Exercise –
Every entry must be echoed exactly.

::::

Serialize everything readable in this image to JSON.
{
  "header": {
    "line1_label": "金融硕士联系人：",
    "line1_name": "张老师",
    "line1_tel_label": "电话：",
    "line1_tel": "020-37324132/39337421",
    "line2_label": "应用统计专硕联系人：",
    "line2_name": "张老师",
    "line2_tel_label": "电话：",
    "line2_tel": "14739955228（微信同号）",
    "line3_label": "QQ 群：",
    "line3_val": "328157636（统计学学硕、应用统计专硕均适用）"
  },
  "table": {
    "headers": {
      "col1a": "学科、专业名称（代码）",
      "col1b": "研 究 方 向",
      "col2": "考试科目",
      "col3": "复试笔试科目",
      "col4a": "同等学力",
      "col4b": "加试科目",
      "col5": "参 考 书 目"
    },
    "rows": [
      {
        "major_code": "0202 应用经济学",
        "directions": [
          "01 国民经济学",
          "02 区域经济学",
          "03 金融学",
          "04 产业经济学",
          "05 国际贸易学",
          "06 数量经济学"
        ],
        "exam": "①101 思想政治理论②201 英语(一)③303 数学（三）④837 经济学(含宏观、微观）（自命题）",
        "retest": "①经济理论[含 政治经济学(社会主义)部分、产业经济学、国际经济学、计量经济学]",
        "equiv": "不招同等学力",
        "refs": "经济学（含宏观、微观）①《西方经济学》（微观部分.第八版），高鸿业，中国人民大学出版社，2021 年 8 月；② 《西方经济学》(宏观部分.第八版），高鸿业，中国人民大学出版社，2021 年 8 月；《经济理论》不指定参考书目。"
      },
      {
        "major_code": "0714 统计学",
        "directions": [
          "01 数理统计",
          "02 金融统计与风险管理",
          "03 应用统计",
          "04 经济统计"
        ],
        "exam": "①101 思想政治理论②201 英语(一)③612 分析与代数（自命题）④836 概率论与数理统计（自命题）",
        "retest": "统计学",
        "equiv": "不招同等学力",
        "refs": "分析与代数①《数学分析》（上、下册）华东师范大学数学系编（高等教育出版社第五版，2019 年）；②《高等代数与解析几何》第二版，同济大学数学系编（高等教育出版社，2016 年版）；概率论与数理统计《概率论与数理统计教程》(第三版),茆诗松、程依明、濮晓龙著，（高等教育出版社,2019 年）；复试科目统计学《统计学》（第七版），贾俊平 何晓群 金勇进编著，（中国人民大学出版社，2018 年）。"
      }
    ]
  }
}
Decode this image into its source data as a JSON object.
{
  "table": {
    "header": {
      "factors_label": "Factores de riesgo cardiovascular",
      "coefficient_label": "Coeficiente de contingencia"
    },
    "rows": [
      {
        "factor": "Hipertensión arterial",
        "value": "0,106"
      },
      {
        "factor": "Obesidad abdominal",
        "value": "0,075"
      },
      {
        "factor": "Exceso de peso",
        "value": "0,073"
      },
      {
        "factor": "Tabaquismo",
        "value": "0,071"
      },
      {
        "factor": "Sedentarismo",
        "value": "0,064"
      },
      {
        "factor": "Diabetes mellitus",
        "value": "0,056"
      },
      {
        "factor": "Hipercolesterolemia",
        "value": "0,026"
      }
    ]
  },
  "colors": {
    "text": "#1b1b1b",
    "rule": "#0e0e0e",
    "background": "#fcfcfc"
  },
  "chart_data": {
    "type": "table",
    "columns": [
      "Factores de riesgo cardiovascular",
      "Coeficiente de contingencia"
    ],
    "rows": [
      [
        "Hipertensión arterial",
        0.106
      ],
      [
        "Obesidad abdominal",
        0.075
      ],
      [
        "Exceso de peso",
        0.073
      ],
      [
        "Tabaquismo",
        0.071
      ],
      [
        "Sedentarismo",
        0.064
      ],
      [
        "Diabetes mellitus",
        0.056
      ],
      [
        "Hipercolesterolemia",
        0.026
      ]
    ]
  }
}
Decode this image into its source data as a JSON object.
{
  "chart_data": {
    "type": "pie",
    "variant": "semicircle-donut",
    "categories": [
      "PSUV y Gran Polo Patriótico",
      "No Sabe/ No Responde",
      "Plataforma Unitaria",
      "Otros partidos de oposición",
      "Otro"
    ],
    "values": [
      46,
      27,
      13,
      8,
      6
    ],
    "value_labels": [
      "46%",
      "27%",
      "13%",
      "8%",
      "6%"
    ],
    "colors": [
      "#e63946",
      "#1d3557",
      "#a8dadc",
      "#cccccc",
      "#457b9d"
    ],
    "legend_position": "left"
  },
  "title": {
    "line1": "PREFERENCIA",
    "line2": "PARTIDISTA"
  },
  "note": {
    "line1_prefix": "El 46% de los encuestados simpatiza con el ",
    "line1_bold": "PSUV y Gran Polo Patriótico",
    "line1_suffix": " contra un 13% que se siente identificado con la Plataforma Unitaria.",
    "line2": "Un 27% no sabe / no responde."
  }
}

::::

Complete answer –
Serialize everything readable in this image to JSON.
{
  "header": {
    "line1_label": "金融硕士联系人：",
    "line1_name": "张老师",
    "line1_tel_label": "电话：",
    "line1_tel": "020-37324132/39337421",
    "line2_label": "应用统计专硕联系人：",
    "line2_name": "张老师",
    "line2_tel_label": "电话：",
    "line2_tel": "14739955228（微信同号）",
    "line3_label": "QQ 群：",
    "line3_val": "328157636（统计学学硕、应用统计专硕均适用）"
  },
  "table": {
    "headers": {
      "col1a": "学科、专业名称（代码）",
      "col1b": "研 究 方 向",
      "col2": "考试科目",
      "col3": "复试笔试科目",
      "col4a": "同等学力",
      "col4b": "加试科目",
      "col5": "参 考 书 目"
    },
    "rows": [
      {
        "major_code": "0202 应用经济学",
        "directions": [
          "01 国民经济学",
          "02 区域经济学",
          "03 金融学",
          "04 产业经济学",
          "05 国际贸易学",
          "06 数量经济学"
        ],
        "exam": "①101 思想政治理论②201 英语(一)③303 数学（三）④837 经济学(含宏观、微观）（自命题）",
        "retest": "①经济理论[含 政治经济学(社会主义)部分、产业经济学、国际经济学、计量经济学]",
        "equiv": "不招同等学力",
        "refs": "经济学（含宏观、微观）①《西方经济学》（微观部分.第八版），高鸿业，中国人民大学出版社，2021 年 8 月；② 《西方经济学》(宏观部分.第八版），高鸿业，中国人民大学出版社，2021 年 8 月；《经济理论》不指定参考书目。"
      },
      {
        "major_code": "0714 统计学",
        "directions": [
          "01 数理统计",
          "02 金融统计与风险管理",
          "03 应用统计",
          "04 经济统计"
        ],
        "exam": "①101 思想政治理论②201 英语(一)③612 分析与代数（自命题）④836 概率论与数理统计（自命题）",
        "retest": "统计学",
        "equiv": "不招同等学力",
        "refs": "分析与代数①《数学分析》（上、下册）华东师范大学数学系编（高等教育出版社第五版，2019 年）；②《高等代数与解析几何》第二版，同济大学数学系编（高等教育出版社，2016 年版）；概率论与数理统计《概率论与数理统计教程》(第三版),茆诗松、程依明、濮晓龙著，（高等教育出版社,2019 年）；复试科目统计学《统计学》（第七版），贾俊平 何晓群 金勇进编著，（中国人民大学出版社，2018 年）。"
      }
    ]
  }
}
Decode this image into its source data as a JSON object.
{
  "table": {
    "header": {
      "factors_label": "Factores de riesgo cardiovascular",
      "coefficient_label": "Coeficiente de contingencia"
    },
    "rows": [
      {
        "factor": "Hipertensión arterial",
        "value": "0,106"
      },
      {
        "factor": "Obesidad abdominal",
        "value": "0,075"
      },
      {
        "factor": "Exceso de peso",
        "value": "0,073"
      },
      {
        "factor": "Tabaquismo",
        "value": "0,071"
      },
      {
        "factor": "Sedentarismo",
        "value": "0,064"
      },
      {
        "factor": "Diabetes mellitus",
        "value": "0,056"
      },
      {
        "factor": "Hipercolesterolemia",
        "value": "0,026"
      }
    ]
  },
  "colors": {
    "text": "#1b1b1b",
    "rule": "#0e0e0e",
    "background": "#fcfcfc"
  },
  "chart_data": {
    "type": "table",
    "columns": [
      "Factores de riesgo cardiovascular",
      "Coeficiente de contingencia"
    ],
    "rows": [
      [
        "Hipertensión arterial",
        0.106
      ],
      [
        "Obesidad abdominal",
        0.075
      ],
      [
        "Exceso de peso",
        0.073
      ],
      [
        "Tabaquismo",
        0.071
      ],
      [
        "Sedentarismo",
        0.064
      ],
      [
        "Diabetes mellitus",
        0.056
      ],
      [
        "Hipercolesterolemia",
        0.026
      ]
    ]
  }
}
Decode this image into its source data as a JSON object.
{
  "chart_data": {
    "type": "pie",
    "variant": "semicircle-donut",
    "categories": [
      "PSUV y Gran Polo Patriótico",
      "No Sabe/ No Responde",
      "Plataforma Unitaria",
      "Otros partidos de oposición",
      "Otro"
    ],
    "values": [
      46,
      27,
      13,
      8,
      6
    ],
    "value_labels": [
      "46%",
      "27%",
      "13%",
      "8%",
      "6%"
    ],
    "colors": [
      "#e63946",
      "#1d3557",
      "#a8dadc",
      "#cccccc",
      "#457b9d"
    ],
    "legend_position": "left"
  },
  "title": {
    "line1": "PREFERENCIA",
    "line2": "PARTIDISTA"
  },
  "note": {
    "line1_prefix": "El 46% de los encuestados simpatiza con el ",
    "line1_bold": "PSUV y Gran Polo Patriótico",
    "line1_suffix": " contra un 13% que se siente identificado con la Plataforma Unitaria.",
    "line2": "Un 27% no sabe / no responde."
  }
}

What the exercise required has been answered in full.